* SOURCE MATERIAL
%%
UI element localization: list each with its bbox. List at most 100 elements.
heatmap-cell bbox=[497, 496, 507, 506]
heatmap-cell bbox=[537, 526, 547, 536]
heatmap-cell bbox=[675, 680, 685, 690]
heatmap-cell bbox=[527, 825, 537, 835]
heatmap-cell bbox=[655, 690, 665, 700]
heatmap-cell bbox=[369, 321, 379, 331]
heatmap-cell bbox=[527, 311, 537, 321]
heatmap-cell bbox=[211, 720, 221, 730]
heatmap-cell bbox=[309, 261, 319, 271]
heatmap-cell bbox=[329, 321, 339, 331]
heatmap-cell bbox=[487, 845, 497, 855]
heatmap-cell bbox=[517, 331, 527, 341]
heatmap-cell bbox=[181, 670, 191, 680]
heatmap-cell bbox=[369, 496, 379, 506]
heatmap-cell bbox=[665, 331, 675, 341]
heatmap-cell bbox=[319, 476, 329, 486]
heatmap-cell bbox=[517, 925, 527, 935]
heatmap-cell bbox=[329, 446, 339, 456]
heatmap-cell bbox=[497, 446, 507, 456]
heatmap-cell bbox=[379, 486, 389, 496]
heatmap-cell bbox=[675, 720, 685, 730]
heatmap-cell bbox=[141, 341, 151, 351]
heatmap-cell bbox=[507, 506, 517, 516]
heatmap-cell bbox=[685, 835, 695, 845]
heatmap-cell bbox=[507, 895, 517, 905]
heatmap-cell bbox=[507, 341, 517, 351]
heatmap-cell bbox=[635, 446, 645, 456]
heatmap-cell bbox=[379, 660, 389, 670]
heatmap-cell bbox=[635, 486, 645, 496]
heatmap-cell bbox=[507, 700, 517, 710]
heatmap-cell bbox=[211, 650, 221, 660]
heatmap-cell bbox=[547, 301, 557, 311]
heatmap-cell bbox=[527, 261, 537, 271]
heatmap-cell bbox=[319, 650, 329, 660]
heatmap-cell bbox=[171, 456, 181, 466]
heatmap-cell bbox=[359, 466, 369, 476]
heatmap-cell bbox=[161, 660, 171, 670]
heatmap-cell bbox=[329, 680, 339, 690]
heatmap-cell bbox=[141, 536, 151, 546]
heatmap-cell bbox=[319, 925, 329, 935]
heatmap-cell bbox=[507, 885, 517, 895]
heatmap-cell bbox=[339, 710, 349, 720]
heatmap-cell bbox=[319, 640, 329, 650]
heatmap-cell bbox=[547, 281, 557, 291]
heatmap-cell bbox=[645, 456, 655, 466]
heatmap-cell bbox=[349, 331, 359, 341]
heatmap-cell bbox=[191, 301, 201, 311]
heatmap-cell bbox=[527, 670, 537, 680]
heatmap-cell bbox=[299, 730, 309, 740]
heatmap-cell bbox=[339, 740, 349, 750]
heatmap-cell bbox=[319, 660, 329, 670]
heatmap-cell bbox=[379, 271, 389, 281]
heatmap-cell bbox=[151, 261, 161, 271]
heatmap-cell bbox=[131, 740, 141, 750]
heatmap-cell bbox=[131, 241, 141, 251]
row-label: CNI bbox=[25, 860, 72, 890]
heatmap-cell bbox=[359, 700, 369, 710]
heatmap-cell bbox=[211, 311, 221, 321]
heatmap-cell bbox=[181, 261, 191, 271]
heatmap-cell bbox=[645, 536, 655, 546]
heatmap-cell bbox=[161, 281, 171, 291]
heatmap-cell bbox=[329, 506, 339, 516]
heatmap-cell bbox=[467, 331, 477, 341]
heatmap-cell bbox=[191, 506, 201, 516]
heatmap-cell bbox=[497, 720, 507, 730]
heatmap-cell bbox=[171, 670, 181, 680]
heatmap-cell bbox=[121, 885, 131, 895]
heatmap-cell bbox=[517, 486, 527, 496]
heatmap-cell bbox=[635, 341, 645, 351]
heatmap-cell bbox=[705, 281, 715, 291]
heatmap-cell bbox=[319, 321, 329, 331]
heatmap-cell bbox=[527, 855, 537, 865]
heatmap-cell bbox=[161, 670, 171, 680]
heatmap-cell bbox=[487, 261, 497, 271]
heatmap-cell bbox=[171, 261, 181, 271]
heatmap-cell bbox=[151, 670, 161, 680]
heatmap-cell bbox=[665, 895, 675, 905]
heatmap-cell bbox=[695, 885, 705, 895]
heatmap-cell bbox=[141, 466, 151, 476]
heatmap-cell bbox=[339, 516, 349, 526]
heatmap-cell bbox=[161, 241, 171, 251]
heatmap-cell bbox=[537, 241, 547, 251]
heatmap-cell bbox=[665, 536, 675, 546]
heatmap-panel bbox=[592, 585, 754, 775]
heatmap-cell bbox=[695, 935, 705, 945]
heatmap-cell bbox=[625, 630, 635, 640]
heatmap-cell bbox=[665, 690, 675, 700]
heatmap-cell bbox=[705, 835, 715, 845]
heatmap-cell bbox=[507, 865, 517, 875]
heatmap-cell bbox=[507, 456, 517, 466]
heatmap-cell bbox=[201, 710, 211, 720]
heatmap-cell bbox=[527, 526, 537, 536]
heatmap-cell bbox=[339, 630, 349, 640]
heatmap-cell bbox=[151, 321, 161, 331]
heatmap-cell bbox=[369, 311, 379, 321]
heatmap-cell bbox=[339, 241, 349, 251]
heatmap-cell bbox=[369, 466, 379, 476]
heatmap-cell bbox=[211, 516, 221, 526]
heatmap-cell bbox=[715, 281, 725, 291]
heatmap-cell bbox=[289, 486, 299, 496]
%%
* DO THIS
Write out all the rows again, replacing "heatmap-cell" with "grid-cell" wherever it occurs and leaving everything else as is.

* RESULT OF THE EXERCISE
UI element localization: list each with its bbox. List at most 100 elements.
grid-cell bbox=[497, 496, 507, 506]
grid-cell bbox=[537, 526, 547, 536]
grid-cell bbox=[675, 680, 685, 690]
grid-cell bbox=[527, 825, 537, 835]
grid-cell bbox=[655, 690, 665, 700]
grid-cell bbox=[369, 321, 379, 331]
grid-cell bbox=[527, 311, 537, 321]
grid-cell bbox=[211, 720, 221, 730]
grid-cell bbox=[309, 261, 319, 271]
grid-cell bbox=[329, 321, 339, 331]
grid-cell bbox=[487, 845, 497, 855]
grid-cell bbox=[517, 331, 527, 341]
grid-cell bbox=[181, 670, 191, 680]
grid-cell bbox=[369, 496, 379, 506]
grid-cell bbox=[665, 331, 675, 341]
grid-cell bbox=[319, 476, 329, 486]
grid-cell bbox=[517, 925, 527, 935]
grid-cell bbox=[329, 446, 339, 456]
grid-cell bbox=[497, 446, 507, 456]
grid-cell bbox=[379, 486, 389, 496]
grid-cell bbox=[675, 720, 685, 730]
grid-cell bbox=[141, 341, 151, 351]
grid-cell bbox=[507, 506, 517, 516]
grid-cell bbox=[685, 835, 695, 845]
grid-cell bbox=[507, 895, 517, 905]
grid-cell bbox=[507, 341, 517, 351]
grid-cell bbox=[635, 446, 645, 456]
grid-cell bbox=[379, 660, 389, 670]
grid-cell bbox=[635, 486, 645, 496]
grid-cell bbox=[507, 700, 517, 710]
grid-cell bbox=[211, 650, 221, 660]
grid-cell bbox=[547, 301, 557, 311]
grid-cell bbox=[527, 261, 537, 271]
grid-cell bbox=[319, 650, 329, 660]
grid-cell bbox=[171, 456, 181, 466]
grid-cell bbox=[359, 466, 369, 476]
grid-cell bbox=[161, 660, 171, 670]
grid-cell bbox=[329, 680, 339, 690]
grid-cell bbox=[141, 536, 151, 546]
grid-cell bbox=[319, 925, 329, 935]
grid-cell bbox=[507, 885, 517, 895]
grid-cell bbox=[339, 710, 349, 720]
grid-cell bbox=[319, 640, 329, 650]
grid-cell bbox=[547, 281, 557, 291]
grid-cell bbox=[645, 456, 655, 466]
grid-cell bbox=[349, 331, 359, 341]
grid-cell bbox=[191, 301, 201, 311]
grid-cell bbox=[527, 670, 537, 680]
grid-cell bbox=[299, 730, 309, 740]
grid-cell bbox=[339, 740, 349, 750]
grid-cell bbox=[319, 660, 329, 670]
grid-cell bbox=[379, 271, 389, 281]
grid-cell bbox=[151, 261, 161, 271]
grid-cell bbox=[131, 740, 141, 750]
grid-cell bbox=[131, 241, 141, 251]
row-label: CNI bbox=[25, 860, 72, 890]
grid-cell bbox=[359, 700, 369, 710]
grid-cell bbox=[211, 311, 221, 321]
grid-cell bbox=[181, 261, 191, 271]
grid-cell bbox=[645, 536, 655, 546]
grid-cell bbox=[161, 281, 171, 291]
grid-cell bbox=[329, 506, 339, 516]
grid-cell bbox=[467, 331, 477, 341]
grid-cell bbox=[191, 506, 201, 516]
grid-cell bbox=[497, 720, 507, 730]
grid-cell bbox=[171, 670, 181, 680]
grid-cell bbox=[121, 885, 131, 895]
grid-cell bbox=[517, 486, 527, 496]
grid-cell bbox=[635, 341, 645, 351]
grid-cell bbox=[705, 281, 715, 291]
grid-cell bbox=[319, 321, 329, 331]
grid-cell bbox=[527, 855, 537, 865]
grid-cell bbox=[161, 670, 171, 680]
grid-cell bbox=[487, 261, 497, 271]
grid-cell bbox=[171, 261, 181, 271]
grid-cell bbox=[151, 670, 161, 680]
grid-cell bbox=[665, 895, 675, 905]
grid-cell bbox=[695, 885, 705, 895]
grid-cell bbox=[141, 466, 151, 476]
grid-cell bbox=[339, 516, 349, 526]
grid-cell bbox=[161, 241, 171, 251]
grid-cell bbox=[537, 241, 547, 251]
grid-cell bbox=[665, 536, 675, 546]
heatmap-panel bbox=[592, 585, 754, 775]
grid-cell bbox=[695, 935, 705, 945]
grid-cell bbox=[625, 630, 635, 640]
grid-cell bbox=[665, 690, 675, 700]
grid-cell bbox=[705, 835, 715, 845]
grid-cell bbox=[507, 865, 517, 875]
grid-cell bbox=[507, 456, 517, 466]
grid-cell bbox=[201, 710, 211, 720]
grid-cell bbox=[527, 526, 537, 536]
grid-cell bbox=[339, 630, 349, 640]
grid-cell bbox=[151, 321, 161, 331]
grid-cell bbox=[369, 311, 379, 321]
grid-cell bbox=[339, 241, 349, 251]
grid-cell bbox=[369, 466, 379, 476]
grid-cell bbox=[211, 516, 221, 526]
grid-cell bbox=[715, 281, 725, 291]
grid-cell bbox=[289, 486, 299, 496]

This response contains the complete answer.